Task material »
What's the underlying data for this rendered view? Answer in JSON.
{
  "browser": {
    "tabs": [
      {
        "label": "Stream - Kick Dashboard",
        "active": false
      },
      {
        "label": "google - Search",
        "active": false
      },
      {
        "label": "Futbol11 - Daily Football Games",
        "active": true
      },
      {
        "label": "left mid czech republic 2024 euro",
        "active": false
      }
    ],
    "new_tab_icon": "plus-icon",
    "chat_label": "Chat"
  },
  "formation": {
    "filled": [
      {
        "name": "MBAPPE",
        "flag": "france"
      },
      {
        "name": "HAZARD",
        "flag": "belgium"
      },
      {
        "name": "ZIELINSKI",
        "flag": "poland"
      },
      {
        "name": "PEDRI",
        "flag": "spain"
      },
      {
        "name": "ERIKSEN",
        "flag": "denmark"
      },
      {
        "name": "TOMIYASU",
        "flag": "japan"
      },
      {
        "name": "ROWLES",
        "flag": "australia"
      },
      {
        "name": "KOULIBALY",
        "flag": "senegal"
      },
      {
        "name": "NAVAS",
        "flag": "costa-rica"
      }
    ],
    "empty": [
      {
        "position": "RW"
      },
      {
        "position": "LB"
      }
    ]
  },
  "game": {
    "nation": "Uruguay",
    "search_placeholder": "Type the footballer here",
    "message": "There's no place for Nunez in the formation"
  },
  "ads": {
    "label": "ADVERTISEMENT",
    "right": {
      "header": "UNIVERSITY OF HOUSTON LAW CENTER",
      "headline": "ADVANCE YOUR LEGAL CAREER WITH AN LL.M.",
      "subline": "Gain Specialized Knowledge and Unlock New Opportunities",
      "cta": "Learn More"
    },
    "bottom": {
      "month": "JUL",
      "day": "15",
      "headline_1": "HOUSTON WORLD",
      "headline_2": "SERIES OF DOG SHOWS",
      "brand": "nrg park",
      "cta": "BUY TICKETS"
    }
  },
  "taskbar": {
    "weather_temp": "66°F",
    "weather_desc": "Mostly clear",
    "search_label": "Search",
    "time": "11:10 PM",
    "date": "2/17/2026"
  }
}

Short problem » Please reproduce each line exactly as written.

Exercise result »
What's the underlying data for this rendered view? Answer in JSON.
{
  "browser": {
    "tabs": [
      {
        "label": "Stream - Kick Dashboard",
        "active": false
      },
      {
        "label": "google - Search",
        "active": false
      },
      {
        "label": "Futbol11 - Daily Football Games",
        "active": true
      },
      {
        "label": "left mid czech republic 2024 euro",
        "active": false
      }
    ],
    "new_tab_icon": "plus-icon",
    "chat_label": "Chat"
  },
  "formation": {
    "filled": [
      {
        "name": "MBAPPE",
        "flag": "france"
      },
      {
        "name": "HAZARD",
        "flag": "belgium"
      },
      {
        "name": "ZIELINSKI",
        "flag": "poland"
      },
      {
        "name": "PEDRI",
        "flag": "spain"
      },
      {
        "name": "ERIKSEN",
        "flag": "denmark"
      },
      {
        "name": "TOMIYASU",
        "flag": "japan"
      },
      {
        "name": "ROWLES",
        "flag": "australia"
      },
      {
        "name": "KOULIBALY",
        "flag": "senegal"
      },
      {
        "name": "NAVAS",
        "flag": "costa-rica"
      }
    ],
    "empty": [
      {
        "position": "RW"
      },
      {
        "position": "LB"
      }
    ]
  },
  "game": {
    "nation": "Uruguay",
    "search_placeholder": "Type the footballer here",
    "message": "There's no place for Nunez in the formation"
  },
  "ads": {
    "label": "ADVERTISEMENT",
    "right": {
      "header": "UNIVERSITY OF HOUSTON LAW CENTER",
      "headline": "ADVANCE YOUR LEGAL CAREER WITH AN LL.M.",
      "subline": "Gain Specialized Knowledge and Unlock New Opportunities",
      "cta": "Learn More"
    },
    "bottom": {
      "month": "JUL",
      "day": "15",
      "headline_1": "HOUSTON WORLD",
      "headline_2": "SERIES OF DOG SHOWS",
      "brand": "nrg park",
      "cta": "BUY TICKETS"
    }
  },
  "taskbar": {
    "weather_temp": "66°F",
    "weather_desc": "Mostly clear",
    "search_label": "Search",
    "time": "11:10 PM",
    "date": "2/17/2026"
  }
}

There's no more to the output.